Start of Records provided

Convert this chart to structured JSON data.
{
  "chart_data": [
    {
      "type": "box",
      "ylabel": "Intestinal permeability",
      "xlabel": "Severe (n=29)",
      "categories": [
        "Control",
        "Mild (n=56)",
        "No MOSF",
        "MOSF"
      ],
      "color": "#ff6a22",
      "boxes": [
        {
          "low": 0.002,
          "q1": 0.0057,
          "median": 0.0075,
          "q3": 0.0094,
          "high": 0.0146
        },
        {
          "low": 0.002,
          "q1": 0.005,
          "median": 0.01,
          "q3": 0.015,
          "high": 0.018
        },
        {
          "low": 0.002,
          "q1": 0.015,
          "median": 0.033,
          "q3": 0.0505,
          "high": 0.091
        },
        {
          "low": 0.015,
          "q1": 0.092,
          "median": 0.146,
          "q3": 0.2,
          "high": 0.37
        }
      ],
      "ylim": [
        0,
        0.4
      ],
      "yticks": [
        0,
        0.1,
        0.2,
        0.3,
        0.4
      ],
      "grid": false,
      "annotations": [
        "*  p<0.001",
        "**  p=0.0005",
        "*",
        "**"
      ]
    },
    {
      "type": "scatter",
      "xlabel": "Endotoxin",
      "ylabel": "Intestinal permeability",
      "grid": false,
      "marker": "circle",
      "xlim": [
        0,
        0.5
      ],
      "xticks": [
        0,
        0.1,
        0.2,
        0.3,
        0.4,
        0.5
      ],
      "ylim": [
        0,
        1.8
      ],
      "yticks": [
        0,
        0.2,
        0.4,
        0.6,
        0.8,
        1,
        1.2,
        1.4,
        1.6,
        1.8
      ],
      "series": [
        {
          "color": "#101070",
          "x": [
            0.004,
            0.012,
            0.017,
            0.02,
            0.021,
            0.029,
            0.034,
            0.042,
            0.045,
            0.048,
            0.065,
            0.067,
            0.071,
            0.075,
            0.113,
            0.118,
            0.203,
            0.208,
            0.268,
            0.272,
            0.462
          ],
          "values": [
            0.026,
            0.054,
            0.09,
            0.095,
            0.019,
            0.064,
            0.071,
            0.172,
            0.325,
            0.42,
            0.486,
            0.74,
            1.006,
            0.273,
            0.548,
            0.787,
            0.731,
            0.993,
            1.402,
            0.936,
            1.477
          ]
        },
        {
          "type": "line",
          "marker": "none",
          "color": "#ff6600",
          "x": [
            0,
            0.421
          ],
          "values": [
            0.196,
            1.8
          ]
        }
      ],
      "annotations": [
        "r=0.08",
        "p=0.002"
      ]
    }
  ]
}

End of Records provided

Assigned task → Would you mind copying all of the records exactly?

Written answer →
Convert this chart to structured JSON data.
{
  "chart_data": [
    {
      "type": "box",
      "ylabel": "Intestinal permeability",
      "xlabel": "Severe (n=29)",
      "categories": [
        "Control",
        "Mild (n=56)",
        "No MOSF",
        "MOSF"
      ],
      "color": "#ff6a22",
      "boxes": [
        {
          "low": 0.002,
          "q1": 0.0057,
          "median": 0.0075,
          "q3": 0.0094,
          "high": 0.0146
        },
        {
          "low": 0.002,
          "q1": 0.005,
          "median": 0.01,
          "q3": 0.015,
          "high": 0.018
        },
        {
          "low": 0.002,
          "q1": 0.015,
          "median": 0.033,
          "q3": 0.0505,
          "high": 0.091
        },
        {
          "low": 0.015,
          "q1": 0.092,
          "median": 0.146,
          "q3": 0.2,
          "high": 0.37
        }
      ],
      "ylim": [
        0,
        0.4
      ],
      "yticks": [
        0,
        0.1,
        0.2,
        0.3,
        0.4
      ],
      "grid": false,
      "annotations": [
        "*  p<0.001",
        "**  p=0.0005",
        "*",
        "**"
      ]
    },
    {
      "type": "scatter",
      "xlabel": "Endotoxin",
      "ylabel": "Intestinal permeability",
      "grid": false,
      "marker": "circle",
      "xlim": [
        0,
        0.5
      ],
      "xticks": [
        0,
        0.1,
        0.2,
        0.3,
        0.4,
        0.5
      ],
      "ylim": [
        0,
        1.8
      ],
      "yticks": [
        0,
        0.2,
        0.4,
        0.6,
        0.8,
        1,
        1.2,
        1.4,
        1.6,
        1.8
      ],
      "series": [
        {
          "color": "#101070",
          "x": [
            0.004,
            0.012,
            0.017,
            0.02,
            0.021,
            0.029,
            0.034,
            0.042,
            0.045,
            0.048,
            0.065,
            0.067,
            0.071,
            0.075,
            0.113,
            0.118,
            0.203,
            0.208,
            0.268,
            0.272,
            0.462
          ],
          "values": [
            0.026,
            0.054,
            0.09,
            0.095,
            0.019,
            0.064,
            0.071,
            0.172,
            0.325,
            0.42,
            0.486,
            0.74,
            1.006,
            0.273,
            0.548,
            0.787,
            0.731,
            0.993,
            1.402,
            0.936,
            1.477
          ]
        },
        {
          "type": "line",
          "marker": "none",
          "color": "#ff6600",
          "x": [
            0,
            0.421
          ],
          "values": [
            0.196,
            1.8
          ]
        }
      ],
      "annotations": [
        "r=0.08",
        "p=0.002"
      ]
    }
  ]
}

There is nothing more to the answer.